Write out the entire listing below exactly as it appears, minus any pictures.

_PROVIDED RECORDS_
━━━━━━
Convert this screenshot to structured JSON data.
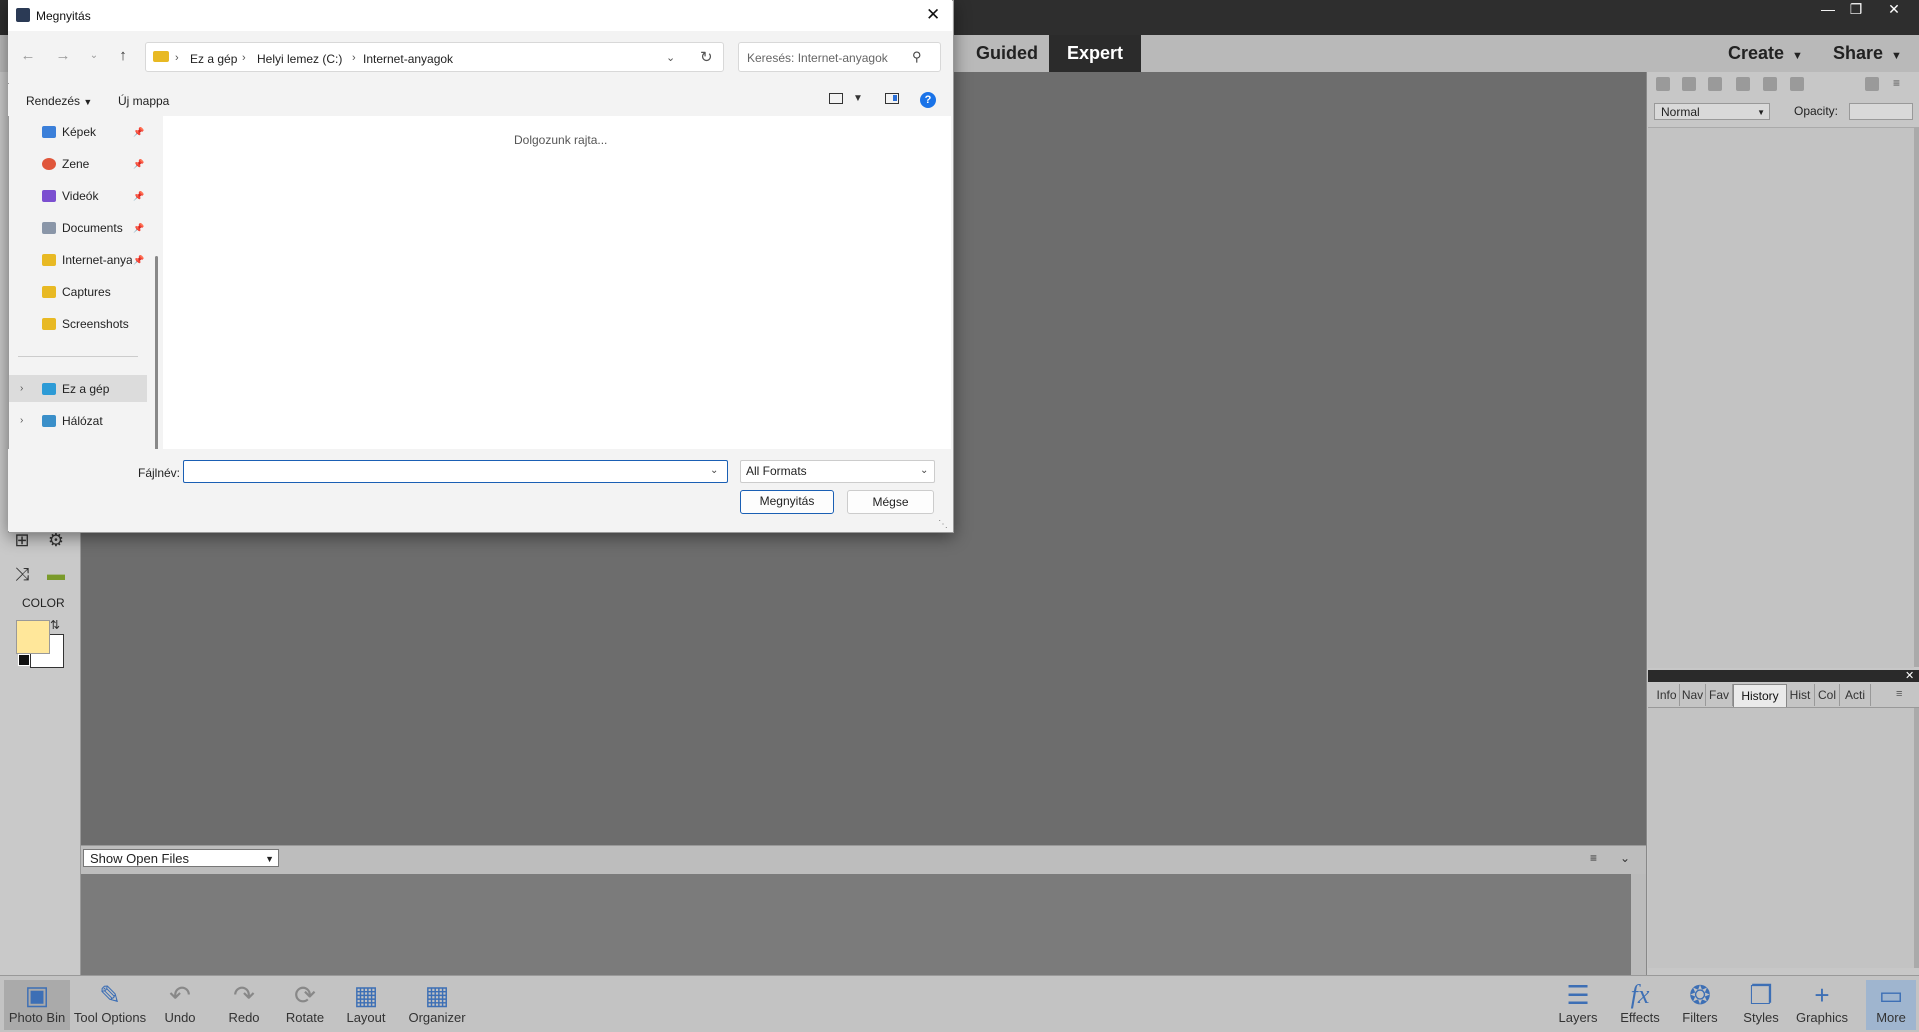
{
  "app": {
    "modes": [
      "Guided",
      "Expert"
    ],
    "menus": [
      "Create",
      "Share"
    ],
    "bin_select": "Show Open Files",
    "blend_mode": "Normal",
    "opacity_label": "Opacity:",
    "panel_tabs": [
      "Info",
      "Nav",
      "Fav",
      "History",
      "Hist",
      "Col",
      "Acti"
    ],
    "color_label": "COLOR",
    "fg_color": "#ffe79a",
    "bg_color": "#ffffff",
    "bottom_items": [
      {
        "label": "Photo Bin",
        "icon": "photo-bin-icon"
      },
      {
        "label": "Tool Options",
        "icon": "tool-options-icon"
      },
      {
        "label": "Undo",
        "icon": "undo-icon"
      },
      {
        "label": "Redo",
        "icon": "redo-icon"
      },
      {
        "label": "Rotate",
        "icon": "rotate-icon"
      },
      {
        "label": "Layout",
        "icon": "layout-icon"
      },
      {
        "label": "Organizer",
        "icon": "organizer-icon"
      },
      {
        "label": "Layers",
        "icon": "layers-icon"
      },
      {
        "label": "Effects",
        "icon": "effects-icon"
      },
      {
        "label": "Filters",
        "icon": "filters-icon"
      },
      {
        "label": "Styles",
        "icon": "styles-icon"
      },
      {
        "label": "Graphics",
        "icon": "graphics-icon"
      },
      {
        "label": "More",
        "icon": "more-icon"
      }
    ]
  },
  "dialog": {
    "title": "Megnyitás",
    "breadcrumb": [
      "Ez a gép",
      "Helyi lemez (C:)",
      "Internet-anyagok"
    ],
    "search_placeholder": "Keresés: Internet-anyagok",
    "organize": "Rendezés",
    "new_folder": "Új mappa",
    "nav_items": [
      {
        "label": "Képek",
        "icon": "pictures-icon"
      },
      {
        "label": "Zene",
        "icon": "music-icon"
      },
      {
        "label": "Videók",
        "icon": "videos-icon"
      },
      {
        "label": "Documents",
        "icon": "documents-icon"
      },
      {
        "label": "Internet-anyagok",
        "icon": "folder-icon"
      },
      {
        "label": "Captures",
        "icon": "folder-icon"
      },
      {
        "label": "Screenshots",
        "icon": "folder-icon"
      }
    ],
    "this_pc": "Ez a gép",
    "network": "Hálózat",
    "working_text": "Dolgozunk rajta...",
    "filename_label": "Fájlnév:",
    "filename_value": "",
    "format": "All Formats",
    "open_button": "Megnyitás",
    "cancel_button": "Mégse"
  }
}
━━━━━━
_ANSWER IN FULL_
Convert this screenshot to structured JSON data.
{
  "app": {
    "modes": [
      "Guided",
      "Expert"
    ],
    "menus": [
      "Create",
      "Share"
    ],
    "bin_select": "Show Open Files",
    "blend_mode": "Normal",
    "opacity_label": "Opacity:",
    "panel_tabs": [
      "Info",
      "Nav",
      "Fav",
      "History",
      "Hist",
      "Col",
      "Acti"
    ],
    "color_label": "COLOR",
    "fg_color": "#ffe79a",
    "bg_color": "#ffffff",
    "bottom_items": [
      {
        "label": "Photo Bin",
        "icon": "photo-bin-icon"
      },
      {
        "label": "Tool Options",
        "icon": "tool-options-icon"
      },
      {
        "label": "Undo",
        "icon": "undo-icon"
      },
      {
        "label": "Redo",
        "icon": "redo-icon"
      },
      {
        "label": "Rotate",
        "icon": "rotate-icon"
      },
      {
        "label": "Layout",
        "icon": "layout-icon"
      },
      {
        "label": "Organizer",
        "icon": "organizer-icon"
      },
      {
        "label": "Layers",
        "icon": "layers-icon"
      },
      {
        "label": "Effects",
        "icon": "effects-icon"
      },
      {
        "label": "Filters",
        "icon": "filters-icon"
      },
      {
        "label": "Styles",
        "icon": "styles-icon"
      },
      {
        "label": "Graphics",
        "icon": "graphics-icon"
      },
      {
        "label": "More",
        "icon": "more-icon"
      }
    ]
  },
  "dialog": {
    "title": "Megnyitás",
    "breadcrumb": [
      "Ez a gép",
      "Helyi lemez (C:)",
      "Internet-anyagok"
    ],
    "search_placeholder": "Keresés: Internet-anyagok",
    "organize": "Rendezés",
    "new_folder": "Új mappa",
    "nav_items": [
      {
        "label": "Képek",
        "icon": "pictures-icon"
      },
      {
        "label": "Zene",
        "icon": "music-icon"
      },
      {
        "label": "Videók",
        "icon": "videos-icon"
      },
      {
        "label": "Documents",
        "icon": "documents-icon"
      },
      {
        "label": "Internet-anyagok",
        "icon": "folder-icon"
      },
      {
        "label": "Captures",
        "icon": "folder-icon"
      },
      {
        "label": "Screenshots",
        "icon": "folder-icon"
      }
    ],
    "this_pc": "Ez a gép",
    "network": "Hálózat",
    "working_text": "Dolgozunk rajta...",
    "filename_label": "Fájlnév:",
    "filename_value": "",
    "format": "All Formats",
    "open_button": "Megnyitás",
    "cancel_button": "Mégse"
  }
}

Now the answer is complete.